◆ Short task:
Nothing but the line with "Convert this screenshot" and the lines after it, through the end of the records below, is to be repeated, exactly as it is.

◆ Data records:

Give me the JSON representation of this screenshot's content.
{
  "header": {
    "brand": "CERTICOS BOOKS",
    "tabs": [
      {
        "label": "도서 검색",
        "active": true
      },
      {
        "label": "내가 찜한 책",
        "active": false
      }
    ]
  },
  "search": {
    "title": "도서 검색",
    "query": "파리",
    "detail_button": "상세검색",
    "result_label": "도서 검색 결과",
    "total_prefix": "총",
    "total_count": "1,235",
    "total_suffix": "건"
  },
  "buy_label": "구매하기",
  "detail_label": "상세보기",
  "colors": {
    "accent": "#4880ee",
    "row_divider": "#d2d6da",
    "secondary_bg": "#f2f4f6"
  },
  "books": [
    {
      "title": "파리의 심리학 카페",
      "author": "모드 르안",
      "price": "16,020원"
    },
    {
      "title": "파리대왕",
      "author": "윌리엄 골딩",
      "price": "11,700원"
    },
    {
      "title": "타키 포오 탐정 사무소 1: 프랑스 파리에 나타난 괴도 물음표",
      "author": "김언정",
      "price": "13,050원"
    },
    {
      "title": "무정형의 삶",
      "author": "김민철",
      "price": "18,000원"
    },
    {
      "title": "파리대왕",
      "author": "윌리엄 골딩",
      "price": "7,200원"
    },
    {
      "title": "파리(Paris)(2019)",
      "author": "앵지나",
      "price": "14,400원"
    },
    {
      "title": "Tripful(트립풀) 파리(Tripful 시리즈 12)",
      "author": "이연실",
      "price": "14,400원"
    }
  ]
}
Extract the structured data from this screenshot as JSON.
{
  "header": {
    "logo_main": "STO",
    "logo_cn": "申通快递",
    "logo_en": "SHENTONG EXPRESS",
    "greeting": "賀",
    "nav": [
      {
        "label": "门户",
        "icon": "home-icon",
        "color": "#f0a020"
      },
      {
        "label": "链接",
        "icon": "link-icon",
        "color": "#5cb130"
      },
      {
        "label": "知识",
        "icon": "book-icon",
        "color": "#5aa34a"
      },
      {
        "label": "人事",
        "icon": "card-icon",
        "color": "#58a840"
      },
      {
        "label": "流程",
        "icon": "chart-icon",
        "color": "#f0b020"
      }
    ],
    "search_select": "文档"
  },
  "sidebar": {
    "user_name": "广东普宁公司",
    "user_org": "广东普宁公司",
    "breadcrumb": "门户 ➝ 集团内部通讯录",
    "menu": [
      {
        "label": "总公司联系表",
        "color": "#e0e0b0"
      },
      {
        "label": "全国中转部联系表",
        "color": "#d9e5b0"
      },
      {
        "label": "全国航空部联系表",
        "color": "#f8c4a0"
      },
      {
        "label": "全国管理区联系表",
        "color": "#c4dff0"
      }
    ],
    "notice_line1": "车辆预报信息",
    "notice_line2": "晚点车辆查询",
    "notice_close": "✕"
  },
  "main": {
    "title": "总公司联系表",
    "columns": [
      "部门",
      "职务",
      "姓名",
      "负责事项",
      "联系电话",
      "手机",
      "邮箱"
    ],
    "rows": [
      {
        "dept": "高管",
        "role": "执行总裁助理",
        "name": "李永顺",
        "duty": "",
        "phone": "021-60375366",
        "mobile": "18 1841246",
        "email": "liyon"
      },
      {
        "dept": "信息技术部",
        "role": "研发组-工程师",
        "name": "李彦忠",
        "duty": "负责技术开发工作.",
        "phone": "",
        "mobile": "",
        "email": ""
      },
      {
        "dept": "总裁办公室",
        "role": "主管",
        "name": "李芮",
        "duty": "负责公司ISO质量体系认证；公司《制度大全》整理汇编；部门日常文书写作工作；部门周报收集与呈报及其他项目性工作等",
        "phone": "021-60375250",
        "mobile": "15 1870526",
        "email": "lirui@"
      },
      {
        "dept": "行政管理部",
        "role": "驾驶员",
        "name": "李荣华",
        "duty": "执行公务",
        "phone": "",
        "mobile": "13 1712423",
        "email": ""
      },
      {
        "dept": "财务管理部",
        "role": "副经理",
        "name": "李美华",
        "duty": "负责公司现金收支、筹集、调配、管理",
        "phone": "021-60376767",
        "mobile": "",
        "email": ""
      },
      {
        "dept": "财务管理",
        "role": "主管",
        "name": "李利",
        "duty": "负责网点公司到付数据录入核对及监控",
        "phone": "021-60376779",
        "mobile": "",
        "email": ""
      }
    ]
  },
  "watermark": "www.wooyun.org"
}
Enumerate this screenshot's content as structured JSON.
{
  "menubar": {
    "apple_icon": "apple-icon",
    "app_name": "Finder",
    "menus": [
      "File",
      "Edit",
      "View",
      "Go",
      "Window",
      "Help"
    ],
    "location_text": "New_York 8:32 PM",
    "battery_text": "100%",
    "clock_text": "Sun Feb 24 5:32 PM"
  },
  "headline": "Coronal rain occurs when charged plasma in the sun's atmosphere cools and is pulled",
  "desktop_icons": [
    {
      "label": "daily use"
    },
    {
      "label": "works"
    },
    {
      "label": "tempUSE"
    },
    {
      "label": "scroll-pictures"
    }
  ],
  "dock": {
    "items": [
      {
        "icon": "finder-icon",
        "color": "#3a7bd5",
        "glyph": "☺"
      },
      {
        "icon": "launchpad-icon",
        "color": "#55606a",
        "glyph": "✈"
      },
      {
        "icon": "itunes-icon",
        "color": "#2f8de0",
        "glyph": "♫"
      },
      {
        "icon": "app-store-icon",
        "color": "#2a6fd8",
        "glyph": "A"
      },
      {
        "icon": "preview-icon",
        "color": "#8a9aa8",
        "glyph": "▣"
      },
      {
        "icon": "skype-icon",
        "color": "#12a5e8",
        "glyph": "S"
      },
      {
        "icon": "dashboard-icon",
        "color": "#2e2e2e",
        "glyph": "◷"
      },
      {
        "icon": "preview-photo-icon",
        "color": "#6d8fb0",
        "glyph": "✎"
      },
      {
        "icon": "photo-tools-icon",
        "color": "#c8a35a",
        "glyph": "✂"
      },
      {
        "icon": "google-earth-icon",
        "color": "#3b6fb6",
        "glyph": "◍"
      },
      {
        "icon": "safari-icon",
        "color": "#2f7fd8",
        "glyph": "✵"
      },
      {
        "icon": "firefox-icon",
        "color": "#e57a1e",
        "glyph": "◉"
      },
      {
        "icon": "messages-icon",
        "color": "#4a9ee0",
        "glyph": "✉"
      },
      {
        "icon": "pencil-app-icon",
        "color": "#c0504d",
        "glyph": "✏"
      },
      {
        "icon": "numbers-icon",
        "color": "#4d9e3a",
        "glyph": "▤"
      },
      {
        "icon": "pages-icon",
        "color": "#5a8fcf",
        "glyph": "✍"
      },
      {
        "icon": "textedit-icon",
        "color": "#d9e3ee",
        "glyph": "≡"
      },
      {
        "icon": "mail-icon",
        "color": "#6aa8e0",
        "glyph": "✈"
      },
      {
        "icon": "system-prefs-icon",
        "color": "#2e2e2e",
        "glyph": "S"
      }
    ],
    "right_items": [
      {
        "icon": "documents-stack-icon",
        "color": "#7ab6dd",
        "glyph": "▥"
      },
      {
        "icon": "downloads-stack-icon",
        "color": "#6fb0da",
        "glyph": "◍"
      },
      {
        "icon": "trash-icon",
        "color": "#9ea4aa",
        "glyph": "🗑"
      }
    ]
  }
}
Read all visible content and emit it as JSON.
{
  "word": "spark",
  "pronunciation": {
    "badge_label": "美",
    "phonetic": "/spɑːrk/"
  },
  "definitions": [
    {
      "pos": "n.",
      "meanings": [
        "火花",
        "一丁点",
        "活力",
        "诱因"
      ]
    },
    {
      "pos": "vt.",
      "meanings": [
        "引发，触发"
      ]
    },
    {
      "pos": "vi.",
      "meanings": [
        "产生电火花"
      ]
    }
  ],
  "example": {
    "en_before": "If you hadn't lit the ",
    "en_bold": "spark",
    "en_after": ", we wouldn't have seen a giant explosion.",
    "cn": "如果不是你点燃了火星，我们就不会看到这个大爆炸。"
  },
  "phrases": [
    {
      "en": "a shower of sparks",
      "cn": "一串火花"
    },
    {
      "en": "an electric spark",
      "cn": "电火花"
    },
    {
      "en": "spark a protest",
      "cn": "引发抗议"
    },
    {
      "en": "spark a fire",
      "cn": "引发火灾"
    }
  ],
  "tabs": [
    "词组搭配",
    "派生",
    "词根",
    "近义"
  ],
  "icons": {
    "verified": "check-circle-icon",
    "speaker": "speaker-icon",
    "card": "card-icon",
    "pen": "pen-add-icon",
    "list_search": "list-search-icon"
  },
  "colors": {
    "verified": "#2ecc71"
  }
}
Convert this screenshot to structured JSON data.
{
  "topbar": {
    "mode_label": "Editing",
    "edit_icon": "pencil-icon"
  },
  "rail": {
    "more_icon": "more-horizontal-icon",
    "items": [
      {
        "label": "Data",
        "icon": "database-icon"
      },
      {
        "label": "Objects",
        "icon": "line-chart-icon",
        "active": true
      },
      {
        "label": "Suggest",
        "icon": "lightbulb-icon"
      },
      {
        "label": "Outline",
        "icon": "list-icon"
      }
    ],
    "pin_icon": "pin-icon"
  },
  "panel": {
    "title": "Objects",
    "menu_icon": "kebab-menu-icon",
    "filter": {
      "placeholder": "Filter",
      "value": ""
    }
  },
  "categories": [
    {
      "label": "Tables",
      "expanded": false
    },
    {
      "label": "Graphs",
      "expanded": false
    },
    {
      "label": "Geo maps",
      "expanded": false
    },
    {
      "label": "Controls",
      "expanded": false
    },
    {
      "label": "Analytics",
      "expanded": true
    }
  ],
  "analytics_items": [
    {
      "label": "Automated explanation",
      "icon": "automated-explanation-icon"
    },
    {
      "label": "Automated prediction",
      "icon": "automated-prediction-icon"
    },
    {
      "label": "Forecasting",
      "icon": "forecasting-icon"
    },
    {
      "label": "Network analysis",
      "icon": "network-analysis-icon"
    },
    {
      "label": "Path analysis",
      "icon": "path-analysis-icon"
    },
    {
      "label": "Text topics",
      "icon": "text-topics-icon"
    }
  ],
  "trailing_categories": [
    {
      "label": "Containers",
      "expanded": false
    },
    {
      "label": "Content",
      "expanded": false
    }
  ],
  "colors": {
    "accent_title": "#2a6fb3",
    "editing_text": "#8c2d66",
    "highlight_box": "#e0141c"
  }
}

◆ Result of this exercise:
Convert this screenshot to structured JSON data.
{
  "topbar": {
    "mode_label": "Editing",
    "edit_icon": "pencil-icon"
  },
  "rail": {
    "more_icon": "more-horizontal-icon",
    "items": [
      {
        "label": "Data",
        "icon": "database-icon"
      },
      {
        "label": "Objects",
        "icon": "line-chart-icon",
        "active": true
      },
      {
        "label": "Suggest",
        "icon": "lightbulb-icon"
      },
      {
        "label": "Outline",
        "icon": "list-icon"
      }
    ],
    "pin_icon": "pin-icon"
  },
  "panel": {
    "title": "Objects",
    "menu_icon": "kebab-menu-icon",
    "filter": {
      "placeholder": "Filter",
      "value": ""
    }
  },
  "categories": [
    {
      "label": "Tables",
      "expanded": false
    },
    {
      "label": "Graphs",
      "expanded": false
    },
    {
      "label": "Geo maps",
      "expanded": false
    },
    {
      "label": "Controls",
      "expanded": false
    },
    {
      "label": "Analytics",
      "expanded": true
    }
  ],
  "analytics_items": [
    {
      "label": "Automated explanation",
      "icon": "automated-explanation-icon"
    },
    {
      "label": "Automated prediction",
      "icon": "automated-prediction-icon"
    },
    {
      "label": "Forecasting",
      "icon": "forecasting-icon"
    },
    {
      "label": "Network analysis",
      "icon": "network-analysis-icon"
    },
    {
      "label": "Path analysis",
      "icon": "path-analysis-icon"
    },
    {
      "label": "Text topics",
      "icon": "text-topics-icon"
    }
  ],
  "trailing_categories": [
    {
      "label": "Containers",
      "expanded": false
    },
    {
      "label": "Content",
      "expanded": false
    }
  ],
  "colors": {
    "accent_title": "#2a6fb3",
    "editing_text": "#8c2d66",
    "highlight_box": "#e0141c"
  }
}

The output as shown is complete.